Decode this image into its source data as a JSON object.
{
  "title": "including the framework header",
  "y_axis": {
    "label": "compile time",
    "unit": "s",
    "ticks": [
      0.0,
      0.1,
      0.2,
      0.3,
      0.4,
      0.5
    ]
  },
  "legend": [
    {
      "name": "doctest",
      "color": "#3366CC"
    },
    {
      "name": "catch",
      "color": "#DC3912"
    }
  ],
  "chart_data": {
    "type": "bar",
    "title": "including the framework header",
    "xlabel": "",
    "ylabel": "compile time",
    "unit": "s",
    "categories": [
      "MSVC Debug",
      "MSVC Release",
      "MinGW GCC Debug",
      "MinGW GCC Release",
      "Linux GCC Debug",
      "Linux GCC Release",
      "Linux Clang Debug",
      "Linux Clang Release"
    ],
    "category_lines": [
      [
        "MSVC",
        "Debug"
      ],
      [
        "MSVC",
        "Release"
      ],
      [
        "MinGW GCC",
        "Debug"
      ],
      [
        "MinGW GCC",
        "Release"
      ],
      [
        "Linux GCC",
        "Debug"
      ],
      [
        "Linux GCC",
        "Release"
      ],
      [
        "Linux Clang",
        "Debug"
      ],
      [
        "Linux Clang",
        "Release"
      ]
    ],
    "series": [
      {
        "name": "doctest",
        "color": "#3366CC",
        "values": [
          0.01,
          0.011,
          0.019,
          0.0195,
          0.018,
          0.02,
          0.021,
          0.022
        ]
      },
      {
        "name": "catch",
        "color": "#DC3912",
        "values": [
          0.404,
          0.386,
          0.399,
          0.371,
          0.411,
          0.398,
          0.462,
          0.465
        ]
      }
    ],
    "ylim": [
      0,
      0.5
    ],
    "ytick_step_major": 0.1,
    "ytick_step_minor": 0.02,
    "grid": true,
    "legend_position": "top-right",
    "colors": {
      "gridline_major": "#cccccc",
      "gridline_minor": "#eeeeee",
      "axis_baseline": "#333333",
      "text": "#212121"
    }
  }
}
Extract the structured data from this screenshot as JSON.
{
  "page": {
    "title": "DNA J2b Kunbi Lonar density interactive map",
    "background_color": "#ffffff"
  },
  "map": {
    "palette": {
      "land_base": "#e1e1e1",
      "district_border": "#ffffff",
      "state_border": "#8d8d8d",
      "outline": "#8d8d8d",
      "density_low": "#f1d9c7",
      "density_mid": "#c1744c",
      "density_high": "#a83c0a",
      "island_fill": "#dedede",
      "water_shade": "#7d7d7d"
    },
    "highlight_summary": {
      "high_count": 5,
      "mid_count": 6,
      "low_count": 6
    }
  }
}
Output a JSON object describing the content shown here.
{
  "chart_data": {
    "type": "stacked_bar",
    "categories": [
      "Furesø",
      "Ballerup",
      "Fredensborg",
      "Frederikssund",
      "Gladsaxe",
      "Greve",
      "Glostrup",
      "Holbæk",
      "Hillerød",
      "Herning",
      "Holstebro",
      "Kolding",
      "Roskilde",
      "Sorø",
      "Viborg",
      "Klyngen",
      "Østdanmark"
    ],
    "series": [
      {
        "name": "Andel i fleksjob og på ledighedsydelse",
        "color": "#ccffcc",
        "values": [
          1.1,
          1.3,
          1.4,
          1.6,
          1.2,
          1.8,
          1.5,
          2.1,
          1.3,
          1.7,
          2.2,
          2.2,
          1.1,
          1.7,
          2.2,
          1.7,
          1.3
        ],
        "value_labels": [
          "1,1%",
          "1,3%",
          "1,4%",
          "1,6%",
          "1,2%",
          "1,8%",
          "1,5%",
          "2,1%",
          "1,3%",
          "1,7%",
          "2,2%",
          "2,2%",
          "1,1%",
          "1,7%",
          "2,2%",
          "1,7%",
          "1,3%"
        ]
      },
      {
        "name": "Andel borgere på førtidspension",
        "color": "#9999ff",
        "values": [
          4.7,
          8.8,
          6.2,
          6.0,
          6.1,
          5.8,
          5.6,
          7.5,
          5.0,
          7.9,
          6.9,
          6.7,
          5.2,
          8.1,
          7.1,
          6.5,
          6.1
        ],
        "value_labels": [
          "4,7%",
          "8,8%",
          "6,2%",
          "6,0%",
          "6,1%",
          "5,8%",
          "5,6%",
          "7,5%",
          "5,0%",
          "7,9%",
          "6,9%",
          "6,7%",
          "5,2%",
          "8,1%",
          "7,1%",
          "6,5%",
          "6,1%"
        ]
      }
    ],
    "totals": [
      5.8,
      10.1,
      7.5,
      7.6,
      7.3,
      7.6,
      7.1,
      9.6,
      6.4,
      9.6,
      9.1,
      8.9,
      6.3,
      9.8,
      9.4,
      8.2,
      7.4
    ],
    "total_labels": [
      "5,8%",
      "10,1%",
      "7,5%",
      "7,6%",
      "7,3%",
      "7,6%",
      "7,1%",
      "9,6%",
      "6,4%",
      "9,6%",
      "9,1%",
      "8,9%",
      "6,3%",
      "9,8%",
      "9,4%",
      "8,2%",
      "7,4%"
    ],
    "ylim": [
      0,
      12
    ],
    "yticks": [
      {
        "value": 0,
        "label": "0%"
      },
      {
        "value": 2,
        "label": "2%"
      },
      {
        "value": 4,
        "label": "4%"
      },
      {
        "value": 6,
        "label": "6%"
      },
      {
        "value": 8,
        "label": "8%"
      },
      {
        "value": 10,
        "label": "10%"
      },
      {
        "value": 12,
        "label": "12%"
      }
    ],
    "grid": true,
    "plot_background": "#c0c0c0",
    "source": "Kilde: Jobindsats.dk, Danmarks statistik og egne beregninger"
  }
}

● Given problem:
Search the records for the word "framework". Copy every line that has it.

● Expected output:
  "title": "including the framework header",
    "title": "including the framework header",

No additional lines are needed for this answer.